=== Reading passage ===

U.S lawmakers are calling for a full investigation into TikTok, the fifteen second video app with almost 180 million downloads, after expressing concerns of a privacy breach by the Chinese government.

TikTok’s Chinese parent company, ByteDance, purchased the platform originally known as musical.ly in November 2017. Since then the social media app worth an estimated $150 billion has almost 180 million downloads in the U.S, and 800 million downloads worldwide.

According to Secretary of State, Mike Pompeo, the U.S has reason to believe the Beijing-based company, ByteDance, may have been coerced into handing over data to China’s communist leaders. The app’s Founder, Zhang Yiming, and TikTok’s spokesperson responded to the accusations with the following statement: “TikTok is led by an American CEO, with hundreds of employees and key leaders across safety, security, product, and public policy here in the U.S. We have no higher priority than promoting a safe and secure app experience for our users. We have never provided user data to the Chinese government, nor would we do so if asked.”

We don’t know if we believe you TikTok.

TikTok received over 500 legal demands, including emergency requests, in the first six months of 2020. TikTok has also previously confirmed that the app stores user data on “U.S-based servers” withdrawn from phone downloads. Information includes IP addresses, messages, location information, and according to Pompeo, “sensitive information”, exposed by data breaching that disregards American rights to privacy and potentially violates national security guidelines.

=== The data ===

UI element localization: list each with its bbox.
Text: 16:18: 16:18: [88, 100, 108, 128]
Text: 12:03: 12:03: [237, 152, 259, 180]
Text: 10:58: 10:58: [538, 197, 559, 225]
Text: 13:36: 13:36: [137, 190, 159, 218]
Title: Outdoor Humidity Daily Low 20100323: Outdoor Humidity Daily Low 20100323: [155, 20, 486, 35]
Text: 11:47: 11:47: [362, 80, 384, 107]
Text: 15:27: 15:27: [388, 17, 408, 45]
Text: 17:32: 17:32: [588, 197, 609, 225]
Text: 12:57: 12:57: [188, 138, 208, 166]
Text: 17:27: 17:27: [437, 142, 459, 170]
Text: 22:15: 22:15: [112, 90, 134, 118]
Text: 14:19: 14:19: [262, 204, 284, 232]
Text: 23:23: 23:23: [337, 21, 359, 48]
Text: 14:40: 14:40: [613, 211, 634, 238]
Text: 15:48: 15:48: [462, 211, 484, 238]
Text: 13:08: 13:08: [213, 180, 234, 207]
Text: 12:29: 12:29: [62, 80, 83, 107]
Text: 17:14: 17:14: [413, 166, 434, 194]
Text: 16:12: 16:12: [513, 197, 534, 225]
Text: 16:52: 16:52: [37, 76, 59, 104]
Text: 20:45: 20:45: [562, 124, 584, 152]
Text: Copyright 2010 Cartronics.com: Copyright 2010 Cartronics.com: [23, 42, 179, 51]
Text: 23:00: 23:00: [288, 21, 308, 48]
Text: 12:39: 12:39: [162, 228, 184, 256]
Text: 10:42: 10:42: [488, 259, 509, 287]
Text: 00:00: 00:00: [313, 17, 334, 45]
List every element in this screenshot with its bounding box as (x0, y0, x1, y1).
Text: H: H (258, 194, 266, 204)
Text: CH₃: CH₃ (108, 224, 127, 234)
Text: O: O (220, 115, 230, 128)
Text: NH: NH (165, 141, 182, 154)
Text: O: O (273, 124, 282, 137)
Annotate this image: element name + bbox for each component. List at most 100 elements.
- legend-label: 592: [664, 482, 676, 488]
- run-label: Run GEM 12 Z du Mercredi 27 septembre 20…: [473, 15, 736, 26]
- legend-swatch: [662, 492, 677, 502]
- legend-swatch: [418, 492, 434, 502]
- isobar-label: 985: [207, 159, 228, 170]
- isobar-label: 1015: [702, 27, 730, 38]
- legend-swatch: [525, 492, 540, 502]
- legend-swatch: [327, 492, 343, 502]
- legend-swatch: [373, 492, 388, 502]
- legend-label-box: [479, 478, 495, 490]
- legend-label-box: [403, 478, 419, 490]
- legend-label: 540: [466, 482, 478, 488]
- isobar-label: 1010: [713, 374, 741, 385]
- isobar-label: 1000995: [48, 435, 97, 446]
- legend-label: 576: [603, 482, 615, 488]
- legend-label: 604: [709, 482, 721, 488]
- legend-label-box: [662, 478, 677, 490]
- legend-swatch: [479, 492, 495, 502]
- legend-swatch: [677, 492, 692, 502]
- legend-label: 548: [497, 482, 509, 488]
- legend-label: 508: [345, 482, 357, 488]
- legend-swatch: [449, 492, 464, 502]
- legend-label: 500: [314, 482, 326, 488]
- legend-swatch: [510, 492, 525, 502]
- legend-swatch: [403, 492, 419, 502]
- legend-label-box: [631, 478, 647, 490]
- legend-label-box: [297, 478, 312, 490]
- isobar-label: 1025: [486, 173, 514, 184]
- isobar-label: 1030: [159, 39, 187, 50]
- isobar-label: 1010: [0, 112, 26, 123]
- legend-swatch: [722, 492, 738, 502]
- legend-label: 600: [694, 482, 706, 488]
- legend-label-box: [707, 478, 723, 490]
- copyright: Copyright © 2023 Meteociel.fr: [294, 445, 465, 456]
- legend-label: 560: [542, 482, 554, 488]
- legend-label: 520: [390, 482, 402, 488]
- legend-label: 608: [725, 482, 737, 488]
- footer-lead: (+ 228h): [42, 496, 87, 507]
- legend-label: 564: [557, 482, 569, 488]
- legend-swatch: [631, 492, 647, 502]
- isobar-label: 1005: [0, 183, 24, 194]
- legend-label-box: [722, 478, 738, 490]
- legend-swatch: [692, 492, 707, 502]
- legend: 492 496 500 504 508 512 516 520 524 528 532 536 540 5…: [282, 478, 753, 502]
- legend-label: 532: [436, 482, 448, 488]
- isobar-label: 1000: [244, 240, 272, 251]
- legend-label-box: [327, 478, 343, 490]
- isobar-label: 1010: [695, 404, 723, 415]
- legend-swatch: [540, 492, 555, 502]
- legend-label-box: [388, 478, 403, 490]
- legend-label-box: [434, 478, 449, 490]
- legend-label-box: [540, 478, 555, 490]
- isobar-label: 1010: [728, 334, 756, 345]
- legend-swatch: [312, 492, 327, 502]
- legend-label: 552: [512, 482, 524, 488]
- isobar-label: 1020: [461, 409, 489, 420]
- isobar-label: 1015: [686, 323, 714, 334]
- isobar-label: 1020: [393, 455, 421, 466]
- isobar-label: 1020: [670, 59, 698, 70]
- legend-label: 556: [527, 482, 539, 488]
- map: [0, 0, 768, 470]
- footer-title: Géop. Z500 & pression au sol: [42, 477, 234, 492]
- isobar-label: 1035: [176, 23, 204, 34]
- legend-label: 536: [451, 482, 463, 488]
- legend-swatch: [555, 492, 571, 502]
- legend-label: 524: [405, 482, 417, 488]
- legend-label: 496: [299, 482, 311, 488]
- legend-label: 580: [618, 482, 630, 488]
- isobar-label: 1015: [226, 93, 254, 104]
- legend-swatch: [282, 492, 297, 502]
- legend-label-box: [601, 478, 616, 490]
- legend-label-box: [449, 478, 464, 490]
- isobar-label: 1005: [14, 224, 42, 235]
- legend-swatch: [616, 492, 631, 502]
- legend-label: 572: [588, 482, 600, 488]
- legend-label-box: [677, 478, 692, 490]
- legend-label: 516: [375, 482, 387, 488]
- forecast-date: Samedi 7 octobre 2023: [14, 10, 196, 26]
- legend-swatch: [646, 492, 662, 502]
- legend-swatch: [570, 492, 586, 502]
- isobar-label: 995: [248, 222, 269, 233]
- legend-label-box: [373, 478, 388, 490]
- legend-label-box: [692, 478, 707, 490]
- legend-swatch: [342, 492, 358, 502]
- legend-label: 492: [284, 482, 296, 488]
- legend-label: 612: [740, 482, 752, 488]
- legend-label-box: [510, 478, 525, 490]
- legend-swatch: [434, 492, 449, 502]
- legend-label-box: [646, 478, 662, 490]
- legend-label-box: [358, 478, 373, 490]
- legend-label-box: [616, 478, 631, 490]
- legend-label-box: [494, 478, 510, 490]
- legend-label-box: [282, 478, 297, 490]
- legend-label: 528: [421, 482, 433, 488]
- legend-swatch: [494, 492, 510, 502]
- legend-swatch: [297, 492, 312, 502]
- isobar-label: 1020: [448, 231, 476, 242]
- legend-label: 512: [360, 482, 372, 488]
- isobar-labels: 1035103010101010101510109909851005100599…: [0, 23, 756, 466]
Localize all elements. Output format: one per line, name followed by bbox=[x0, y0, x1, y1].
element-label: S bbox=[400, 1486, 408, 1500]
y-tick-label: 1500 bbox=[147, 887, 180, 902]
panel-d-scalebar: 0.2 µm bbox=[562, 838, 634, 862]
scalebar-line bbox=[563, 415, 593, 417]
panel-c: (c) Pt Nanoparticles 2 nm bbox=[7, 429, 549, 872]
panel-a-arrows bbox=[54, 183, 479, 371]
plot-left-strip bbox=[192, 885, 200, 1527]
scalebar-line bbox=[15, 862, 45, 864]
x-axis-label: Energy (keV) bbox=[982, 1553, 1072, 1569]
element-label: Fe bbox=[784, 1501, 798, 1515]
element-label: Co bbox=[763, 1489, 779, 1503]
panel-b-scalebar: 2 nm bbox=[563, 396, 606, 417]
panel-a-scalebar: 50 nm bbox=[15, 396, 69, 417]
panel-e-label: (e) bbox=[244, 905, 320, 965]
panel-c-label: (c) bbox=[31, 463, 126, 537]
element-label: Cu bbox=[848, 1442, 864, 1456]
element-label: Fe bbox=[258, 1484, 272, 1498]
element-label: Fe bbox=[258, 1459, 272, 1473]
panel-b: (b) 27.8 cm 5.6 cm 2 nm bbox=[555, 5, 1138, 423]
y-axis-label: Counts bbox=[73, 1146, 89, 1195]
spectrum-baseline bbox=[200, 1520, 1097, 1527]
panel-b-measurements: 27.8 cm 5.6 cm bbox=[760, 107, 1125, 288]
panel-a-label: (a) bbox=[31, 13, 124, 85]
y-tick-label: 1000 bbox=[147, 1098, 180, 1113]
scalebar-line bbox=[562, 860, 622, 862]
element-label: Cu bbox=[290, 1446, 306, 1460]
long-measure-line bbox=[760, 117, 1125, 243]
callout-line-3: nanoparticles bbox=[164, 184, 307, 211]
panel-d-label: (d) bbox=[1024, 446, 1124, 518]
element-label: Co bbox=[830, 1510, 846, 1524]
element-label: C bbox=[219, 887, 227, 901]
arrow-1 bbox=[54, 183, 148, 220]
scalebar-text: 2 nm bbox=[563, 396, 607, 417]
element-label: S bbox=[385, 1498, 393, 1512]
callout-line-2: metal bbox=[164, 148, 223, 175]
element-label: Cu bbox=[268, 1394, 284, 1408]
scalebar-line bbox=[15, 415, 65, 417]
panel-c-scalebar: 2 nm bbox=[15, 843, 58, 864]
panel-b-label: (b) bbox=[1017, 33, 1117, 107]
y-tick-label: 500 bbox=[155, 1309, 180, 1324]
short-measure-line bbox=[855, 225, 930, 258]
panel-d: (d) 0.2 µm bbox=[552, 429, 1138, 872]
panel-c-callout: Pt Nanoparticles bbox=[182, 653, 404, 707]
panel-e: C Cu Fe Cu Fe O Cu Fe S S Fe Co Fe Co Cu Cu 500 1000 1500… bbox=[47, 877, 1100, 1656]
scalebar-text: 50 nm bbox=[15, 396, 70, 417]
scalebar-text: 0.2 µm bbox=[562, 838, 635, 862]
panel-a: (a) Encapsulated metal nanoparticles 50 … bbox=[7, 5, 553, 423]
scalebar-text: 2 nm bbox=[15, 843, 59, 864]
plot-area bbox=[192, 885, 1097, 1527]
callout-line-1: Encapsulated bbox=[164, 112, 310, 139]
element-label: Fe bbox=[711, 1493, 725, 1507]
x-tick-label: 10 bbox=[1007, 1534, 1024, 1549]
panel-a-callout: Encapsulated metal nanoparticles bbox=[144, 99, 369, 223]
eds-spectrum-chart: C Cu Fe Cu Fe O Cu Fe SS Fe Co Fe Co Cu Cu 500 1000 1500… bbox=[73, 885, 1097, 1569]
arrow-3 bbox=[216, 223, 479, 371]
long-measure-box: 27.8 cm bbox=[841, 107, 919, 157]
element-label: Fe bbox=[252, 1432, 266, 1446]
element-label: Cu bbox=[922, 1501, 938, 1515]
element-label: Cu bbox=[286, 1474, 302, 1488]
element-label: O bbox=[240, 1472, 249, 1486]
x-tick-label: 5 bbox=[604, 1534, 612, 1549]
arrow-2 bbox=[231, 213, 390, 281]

===

Work instruction A:
Answer from the TikTok article:
(i) In what month and year did ByteDance buy the platform first known as musical.ly?
(ii) Which official says the U.S. has reason to believe ByteDance may have been forced to hand over data?
(iii) How many legal demands did TikTok receive in the first six months of 2020?
Work instruction B: Pick up the TikTok article after its last sentence and keep it going.
These lines have no connection to the TikTok article.

Expected output A:
(i) November 2017
(ii) Secretary of State Mike Pompeo
(iii) Over 500

Expected output B:
Company employees may live in the U.S, but with its head of operations stationed in Beijing, pressure from the Chinese Government to provide user information is a very serious concern for Americans using the app. 41 percent of its users are part of Generation Z, a highly influential, social media-friendly age group, ranging between 16 and 24.

A sense of invincibility within this age range encourages users to use the app without caution of personal information that may be provided or derived off your phone after installation. In the past two years, social media platforms such as Facebook, Instagram, and Twitter have also been criticized for not abiding to lawful privacy standards.

ByteDance has halted the use of its corporate office in Beijing and is looking to establish headquarters within the U.S or under new management.

The U.S. government is seriously considering banning the use of TikTok.